Dataset items ::

---

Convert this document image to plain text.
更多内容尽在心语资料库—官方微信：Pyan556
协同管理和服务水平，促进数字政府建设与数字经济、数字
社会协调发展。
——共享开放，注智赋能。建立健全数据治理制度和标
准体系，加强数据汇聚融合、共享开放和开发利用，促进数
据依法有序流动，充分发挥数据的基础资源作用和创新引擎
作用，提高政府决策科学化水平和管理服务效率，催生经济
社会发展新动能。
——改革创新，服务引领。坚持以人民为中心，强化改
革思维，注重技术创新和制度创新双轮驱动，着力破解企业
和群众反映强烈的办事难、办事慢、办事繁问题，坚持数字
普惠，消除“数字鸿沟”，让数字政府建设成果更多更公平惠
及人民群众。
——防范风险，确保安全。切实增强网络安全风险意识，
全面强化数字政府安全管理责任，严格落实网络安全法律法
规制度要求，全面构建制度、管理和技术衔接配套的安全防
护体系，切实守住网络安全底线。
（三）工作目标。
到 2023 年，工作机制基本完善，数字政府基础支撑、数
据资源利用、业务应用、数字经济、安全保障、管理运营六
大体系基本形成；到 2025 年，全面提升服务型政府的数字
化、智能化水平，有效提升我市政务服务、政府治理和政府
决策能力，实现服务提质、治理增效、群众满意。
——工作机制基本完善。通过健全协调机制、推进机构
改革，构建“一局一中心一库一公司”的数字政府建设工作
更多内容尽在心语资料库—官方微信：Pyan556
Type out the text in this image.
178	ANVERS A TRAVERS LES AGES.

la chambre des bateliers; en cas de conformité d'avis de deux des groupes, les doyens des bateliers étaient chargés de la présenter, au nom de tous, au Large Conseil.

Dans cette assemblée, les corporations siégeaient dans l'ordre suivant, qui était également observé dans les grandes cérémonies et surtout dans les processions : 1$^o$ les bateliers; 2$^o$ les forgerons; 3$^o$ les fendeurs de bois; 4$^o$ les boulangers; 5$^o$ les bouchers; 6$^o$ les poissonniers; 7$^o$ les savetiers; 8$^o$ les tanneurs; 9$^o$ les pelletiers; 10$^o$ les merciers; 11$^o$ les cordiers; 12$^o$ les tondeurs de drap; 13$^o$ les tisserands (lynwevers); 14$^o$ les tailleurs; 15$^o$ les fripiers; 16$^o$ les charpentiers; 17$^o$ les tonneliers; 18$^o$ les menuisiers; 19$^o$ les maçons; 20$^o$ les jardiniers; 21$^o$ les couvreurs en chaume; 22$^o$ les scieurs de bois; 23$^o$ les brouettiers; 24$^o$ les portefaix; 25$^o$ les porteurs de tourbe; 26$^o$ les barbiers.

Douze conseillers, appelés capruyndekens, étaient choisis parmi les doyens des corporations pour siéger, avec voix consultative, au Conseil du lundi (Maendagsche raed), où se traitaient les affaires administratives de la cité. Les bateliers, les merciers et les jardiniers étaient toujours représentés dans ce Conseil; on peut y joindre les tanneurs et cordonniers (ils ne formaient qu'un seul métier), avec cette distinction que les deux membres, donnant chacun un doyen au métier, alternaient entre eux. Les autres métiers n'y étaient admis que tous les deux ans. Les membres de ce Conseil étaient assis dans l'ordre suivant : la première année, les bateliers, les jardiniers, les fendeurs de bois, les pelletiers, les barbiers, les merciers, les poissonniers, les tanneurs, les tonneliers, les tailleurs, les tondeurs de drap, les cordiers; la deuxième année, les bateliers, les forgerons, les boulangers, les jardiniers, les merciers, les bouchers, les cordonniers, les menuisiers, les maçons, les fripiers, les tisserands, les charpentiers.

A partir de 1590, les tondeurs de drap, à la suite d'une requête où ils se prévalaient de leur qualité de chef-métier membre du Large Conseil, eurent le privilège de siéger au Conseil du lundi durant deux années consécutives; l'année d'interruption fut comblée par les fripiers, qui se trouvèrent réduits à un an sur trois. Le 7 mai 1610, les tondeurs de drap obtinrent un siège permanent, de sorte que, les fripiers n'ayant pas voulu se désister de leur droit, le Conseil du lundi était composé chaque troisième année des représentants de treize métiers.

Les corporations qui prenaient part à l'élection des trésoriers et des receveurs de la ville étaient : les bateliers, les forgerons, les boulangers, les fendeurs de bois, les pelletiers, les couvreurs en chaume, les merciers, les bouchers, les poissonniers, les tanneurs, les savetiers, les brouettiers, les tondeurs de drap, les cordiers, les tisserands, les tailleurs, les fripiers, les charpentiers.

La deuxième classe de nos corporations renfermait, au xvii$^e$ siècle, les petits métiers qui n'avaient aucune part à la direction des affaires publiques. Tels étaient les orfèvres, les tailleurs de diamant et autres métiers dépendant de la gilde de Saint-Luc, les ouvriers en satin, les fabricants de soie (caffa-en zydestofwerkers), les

---

What is needed :: Examine the records and pull out every line where the string "this" occurs.

The output ::
Convert this document image to plain text.
Type out the text in this image.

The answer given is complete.